--- Records for processing ---

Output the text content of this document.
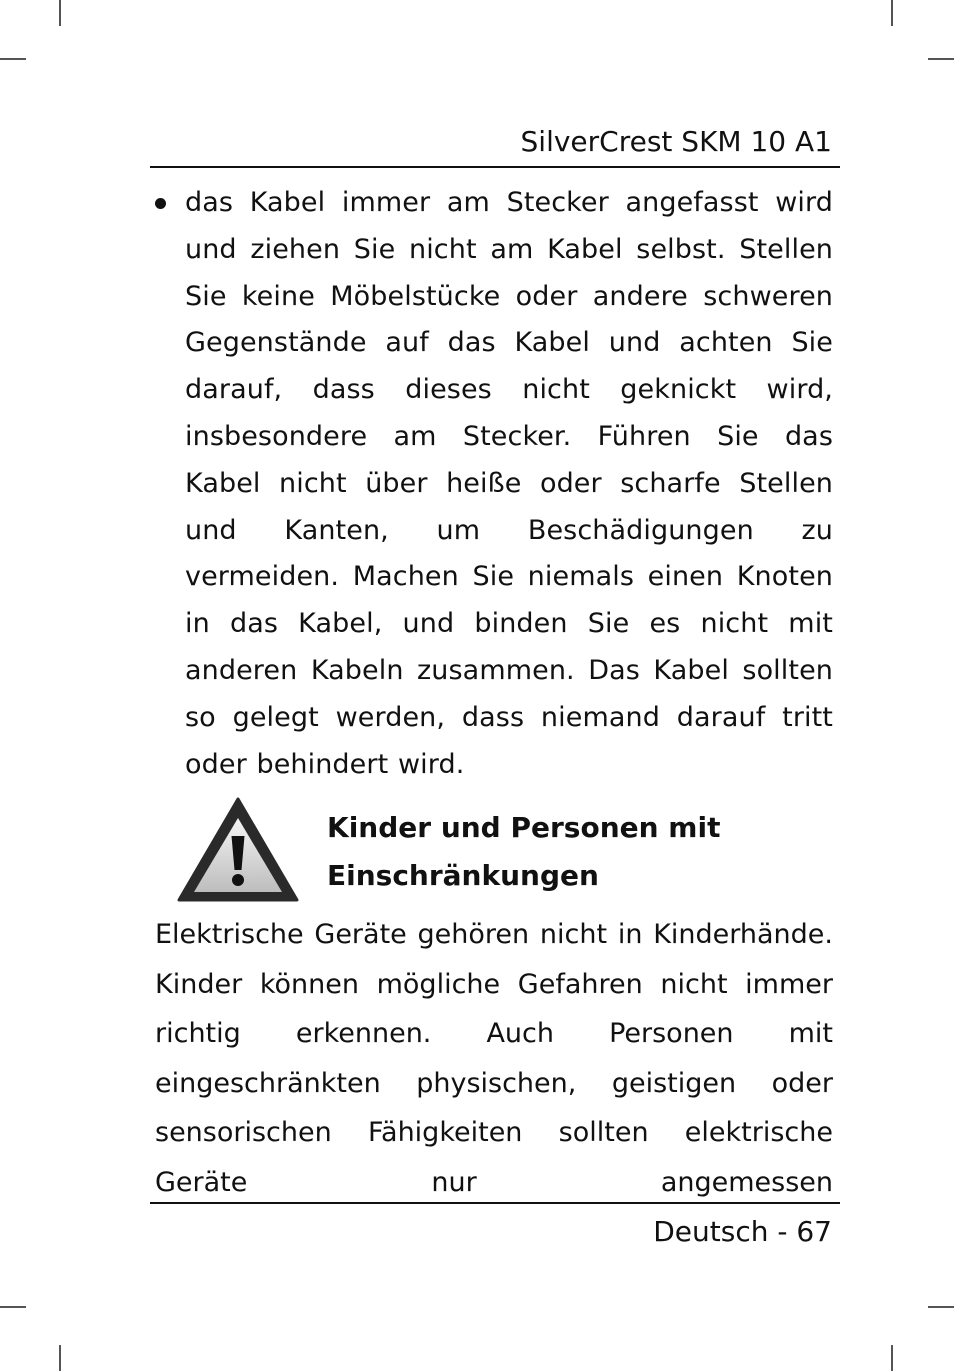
SilverCrest SKM 10 A1
das Kabel immer am Stecker angefasst wird und ziehen Sie nicht am Kabel selbst. Stellen Sie keine Möbelstücke oder andere schweren Gegenstände auf das Kabel und achten Sie darauf, dass dieses nicht geknickt wird, insbesondere am Stecker. Führen Sie das Kabel nicht über heiße oder scharfe Stellen und Kanten, um Beschädigungen zu vermeiden. Machen Sie niemals einen Knoten in das Kabel, und binden Sie es nicht mit anderen Kabeln zusammen. Das Kabel sollten so gelegt werden, dass niemand darauf tritt oder behindert wird.
Kinder und Personen mit
Einschränkungen
Elektrische Geräte gehören nicht in Kinderhände. Kinder können mögliche Gefahren nicht immer richtig erkennen. Auch Personen mit eingeschränkten physischen, geistigen oder sensorischen Fähigkeiten sollten elektrische Geräte nur angemessen
Deutsch - 67
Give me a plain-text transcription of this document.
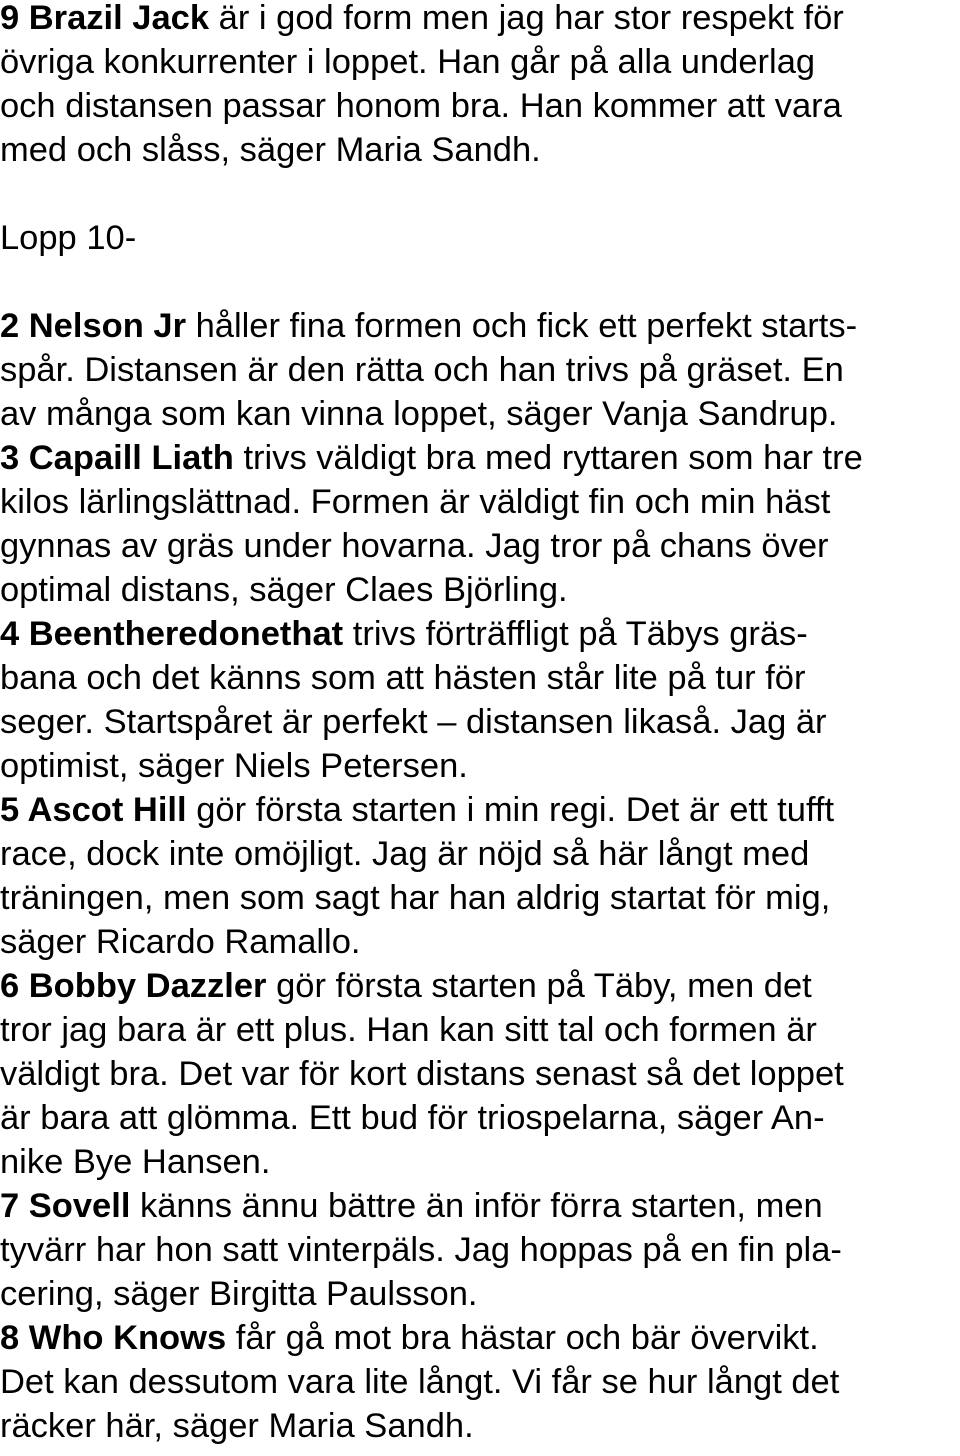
9 Brazil Jack är i god form men jag har stor respekt för
övriga konkurrenter i loppet. Han går på alla underlag
och distansen passar honom bra. Han kommer att vara
med och slåss, säger Maria Sandh.
Lopp 10-
2 Nelson Jr håller fina formen och fick ett perfekt starts-
spår. Distansen är den rätta och han trivs på gräset. En
av många som kan vinna loppet, säger Vanja Sandrup.
3 Capaill Liath trivs väldigt bra med ryttaren som har tre
kilos lärlingslättnad. Formen är väldigt fin och min häst
gynnas av gräs under hovarna. Jag tror på chans över
optimal distans, säger Claes Björling.
4 Beentheredonethat trivs förträffligt på Täbys gräs-
bana och det känns som att hästen står lite på tur för
seger. Startspåret är perfekt – distansen likaså. Jag är
optimist, säger Niels Petersen.
5 Ascot Hill gör första starten i min regi. Det är ett tufft
race, dock inte omöjligt. Jag är nöjd så här långt med
träningen, men som sagt har han aldrig startat för mig,
säger Ricardo Ramallo.
6 Bobby Dazzler gör första starten på Täby, men det
tror jag bara är ett plus. Han kan sitt tal och formen är
väldigt bra. Det var för kort distans senast så det loppet
är bara att glömma. Ett bud för triospelarna, säger An-
nike Bye Hansen.
7 Sovell känns ännu bättre än inför förra starten, men
tyvärr har hon satt vinterpäls. Jag hoppas på en fin pla-
cering, säger Birgitta Paulsson.
8 Who Knows får gå mot bra hästar och bär övervikt.
Det kan dessutom vara lite långt. Vi får se hur långt det
räcker här, säger Maria Sandh.
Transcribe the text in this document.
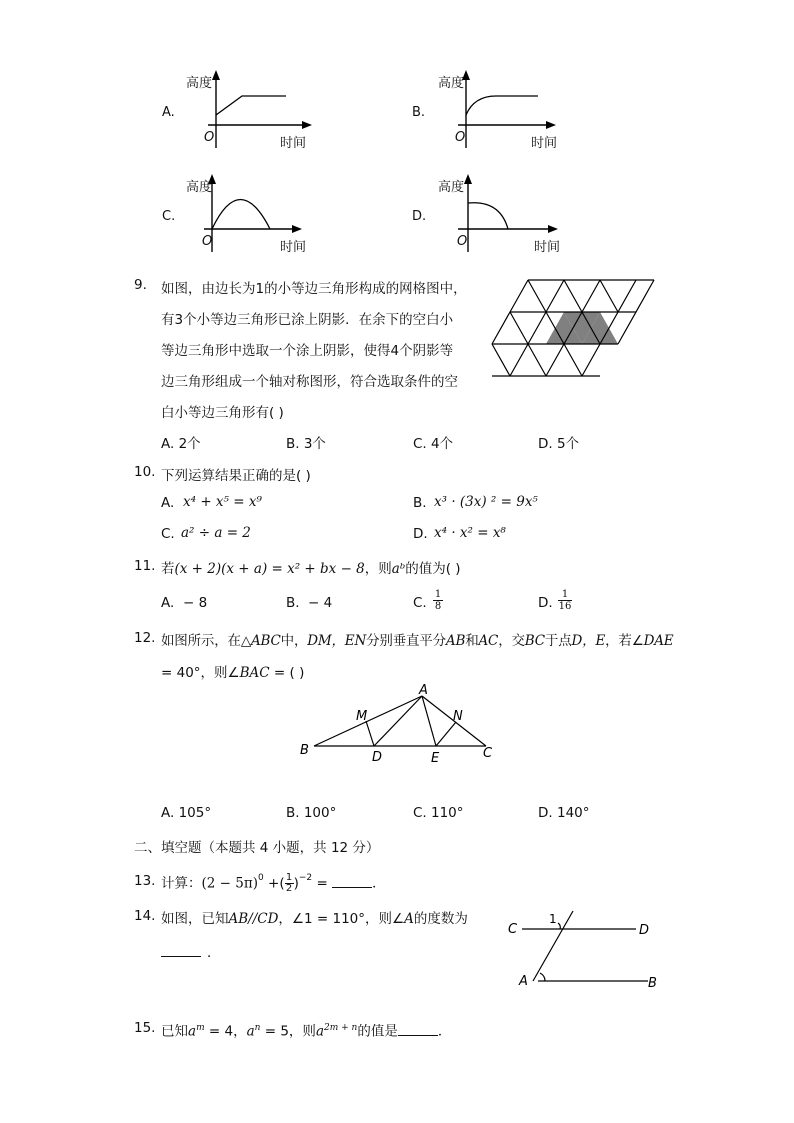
A.
高度
O	时间
B.
高度
O	时间
C.
高度
O	时间
D.
高度
O	时间
9. 如图，由边长为1的小等边三角形构成的网格图中，
有3个小等边三角形已涂上阴影．在余下的空白小
等边三角形中选取一个涂上阴影，使得4个阴影等
边三角形组成一个轴对称图形，符合选取条件的空
白小等边三角形有( )
A. 2个	B. 3个	C. 4个	D. 5个
10. 下列运算结果正确的是( )
A. x⁴ + x⁵ = x⁹	B. x³ · (3x) ² = 9x⁵
C. a² ÷ a = 2	D. x⁴ · x² = x⁸
11. 若(x + 2)(x + a) = x² + bx − 8，则aᵇ的值为( )
A. − 8	B. − 4	C. $\frac{1}{8}$	D. $\frac{1}{16}$
12. 如图所示，在△ABC中，DM，EN分别垂直平分AB和AC，交BC于点D，E，若∠DAE
= 40°，则∠BAC = ( )
A
B	C
D	E
M	N
A. 105°	B. 100°	C. 110°	D. 140°
二、填空题（本题共 4 小题，共 12 分）
13. 计算：$(2 - 5\pi)^0$ +( $\frac{1}{2} )^{-2}$ =	．
14. 如图，已知AB//CD，∠1 = 110°，则∠A的度数为
．
C	D
A	B
1
15. 已知$a^m = 4$，$a^n = 5$，则$a^{2m + n}$的值是	．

---

◆ Stated problem
Transcribe every entry above exactly. Omit all pictures.

◆ The result
Output the text content of this document.
SilverCrest SKM 10 A1
das Kabel immer am Stecker angefasst wird und ziehen Sie nicht am Kabel selbst. Stellen Sie keine Möbelstücke oder andere schweren Gegenstände auf das Kabel und achten Sie darauf, dass dieses nicht geknickt wird, insbesondere am Stecker. Führen Sie das Kabel nicht über heiße oder scharfe Stellen und Kanten, um Beschädigungen zu vermeiden. Machen Sie niemals einen Knoten in das Kabel, und binden Sie es nicht mit anderen Kabeln zusammen. Das Kabel sollten so gelegt werden, dass niemand darauf tritt oder behindert wird.
Kinder und Personen mit
Einschränkungen
Elektrische Geräte gehören nicht in Kinderhände. Kinder können mögliche Gefahren nicht immer richtig erkennen. Auch Personen mit eingeschränkten physischen, geistigen oder sensorischen Fähigkeiten sollten elektrische Geräte nur angemessen
Deutsch - 67
Give me a plain-text transcription of this document.
9 Brazil Jack är i god form men jag har stor respekt för
övriga konkurrenter i loppet. Han går på alla underlag
och distansen passar honom bra. Han kommer att vara
med och slåss, säger Maria Sandh.
Lopp 10-
2 Nelson Jr håller fina formen och fick ett perfekt starts-
spår. Distansen är den rätta och han trivs på gräset. En
av många som kan vinna loppet, säger Vanja Sandrup.
3 Capaill Liath trivs väldigt bra med ryttaren som har tre
kilos lärlingslättnad. Formen är väldigt fin och min häst
gynnas av gräs under hovarna. Jag tror på chans över
optimal distans, säger Claes Björling.
4 Beentheredonethat trivs förträffligt på Täbys gräs-
bana och det känns som att hästen står lite på tur för
seger. Startspåret är perfekt – distansen likaså. Jag är
optimist, säger Niels Petersen.
5 Ascot Hill gör första starten i min regi. Det är ett tufft
race, dock inte omöjligt. Jag är nöjd så här långt med
träningen, men som sagt har han aldrig startat för mig,
säger Ricardo Ramallo.
6 Bobby Dazzler gör första starten på Täby, men det
tror jag bara är ett plus. Han kan sitt tal och formen är
väldigt bra. Det var för kort distans senast så det loppet
är bara att glömma. Ett bud för triospelarna, säger An-
nike Bye Hansen.
7 Sovell känns ännu bättre än inför förra starten, men
tyvärr har hon satt vinterpäls. Jag hoppas på en fin pla-
cering, säger Birgitta Paulsson.
8 Who Knows får gå mot bra hästar och bär övervikt.
Det kan dessutom vara lite långt. Vi får se hur långt det
räcker här, säger Maria Sandh.
Transcribe the text in this document.
A.
高度
O	时间
B.
高度
O	时间
C.
高度
O	时间
D.
高度
O	时间
9. 如图，由边长为1的小等边三角形构成的网格图中，
有3个小等边三角形已涂上阴影．在余下的空白小
等边三角形中选取一个涂上阴影，使得4个阴影等
边三角形组成一个轴对称图形，符合选取条件的空
白小等边三角形有( )
A. 2个	B. 3个	C. 4个	D. 5个
10. 下列运算结果正确的是( )
A. x⁴ + x⁵ = x⁹	B. x³ · (3x) ² = 9x⁵
C. a² ÷ a = 2	D. x⁴ · x² = x⁸
11. 若(x + 2)(x + a) = x² + bx − 8，则aᵇ的值为( )
A. − 8	B. − 4	C. $\frac{1}{8}$	D. $\frac{1}{16}$
12. 如图所示，在△ABC中，DM，EN分别垂直平分AB和AC，交BC于点D，E，若∠DAE
= 40°，则∠BAC = ( )
A
B	C
D	E
M	N
A. 105°	B. 100°	C. 110°	D. 140°
二、填空题（本题共 4 小题，共 12 分）
13. 计算：$(2 - 5\pi)^0$ +( $\frac{1}{2} )^{-2}$ =	．
14. 如图，已知AB//CD，∠1 = 110°，则∠A的度数为
．
C	D
A	B
1
15. 已知$a^m = 4$，$a^n = 5$，则$a^{2m + n}$的值是	．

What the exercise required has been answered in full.